* **WHAT TO WORK ON**
Transcribe the whole listing without a single picture.

---*---

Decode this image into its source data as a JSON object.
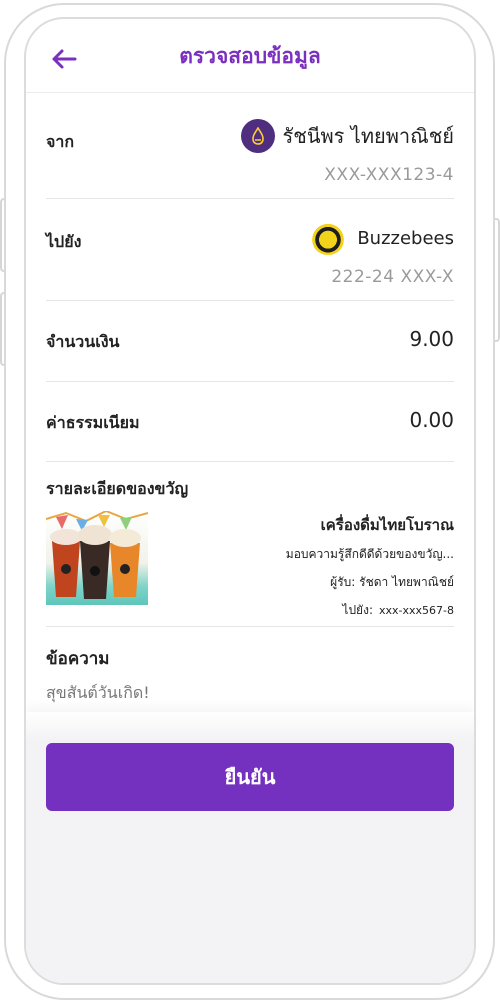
{
  "header": {
    "title": "ตรวจสอบข้อมูล",
    "back_icon": "arrow-left-icon"
  },
  "from": {
    "label": "จาก",
    "name": "รัชนีพร ไทยพาณิชย์",
    "account": "XXX-XXX123-4",
    "bank_icon": "scb-bank-logo-icon"
  },
  "to": {
    "label": "ไปยัง",
    "name": "Buzzebees",
    "account": "222-24 XXX-X",
    "merchant_icon": "buzzebees-logo-icon"
  },
  "amount": {
    "label": "จำนวนเงิน",
    "value": "9.00"
  },
  "fee": {
    "label": "ค่าธรรมเนียม",
    "value": "0.00"
  },
  "gift": {
    "label": "รายละเอียดของขวัญ",
    "name": "เครื่องดื่มไทยโบราณ",
    "description": "มอบความรู้สึกดีดีด้วยของขวัญ...",
    "recipient": "ผู้รับ: รัชดา ไทยพาณิชย์",
    "destination_label": "ไปยัง:",
    "destination_account": "xxx-xxx567-8"
  },
  "message": {
    "label": "ข้อความ",
    "text": "สุขสันต์วันเกิด!"
  },
  "actions": {
    "confirm_label": "ยืนยัน"
  },
  "colors": {
    "accent": "#7431bf",
    "title": "#7b2fbf",
    "bank": "#4f2d7f"
  }
}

---*---

* **ANSWER TO THE TASK**
Decode this image into its source data as a JSON object.
{
  "header": {
    "title": "ตรวจสอบข้อมูล",
    "back_icon": "arrow-left-icon"
  },
  "from": {
    "label": "จาก",
    "name": "รัชนีพร ไทยพาณิชย์",
    "account": "XXX-XXX123-4",
    "bank_icon": "scb-bank-logo-icon"
  },
  "to": {
    "label": "ไปยัง",
    "name": "Buzzebees",
    "account": "222-24 XXX-X",
    "merchant_icon": "buzzebees-logo-icon"
  },
  "amount": {
    "label": "จำนวนเงิน",
    "value": "9.00"
  },
  "fee": {
    "label": "ค่าธรรมเนียม",
    "value": "0.00"
  },
  "gift": {
    "label": "รายละเอียดของขวัญ",
    "name": "เครื่องดื่มไทยโบราณ",
    "description": "มอบความรู้สึกดีดีด้วยของขวัญ...",
    "recipient": "ผู้รับ: รัชดา ไทยพาณิชย์",
    "destination_label": "ไปยัง:",
    "destination_account": "xxx-xxx567-8"
  },
  "message": {
    "label": "ข้อความ",
    "text": "สุขสันต์วันเกิด!"
  },
  "actions": {
    "confirm_label": "ยืนยัน"
  },
  "colors": {
    "accent": "#7431bf",
    "title": "#7b2fbf",
    "bank": "#4f2d7f"
  }
}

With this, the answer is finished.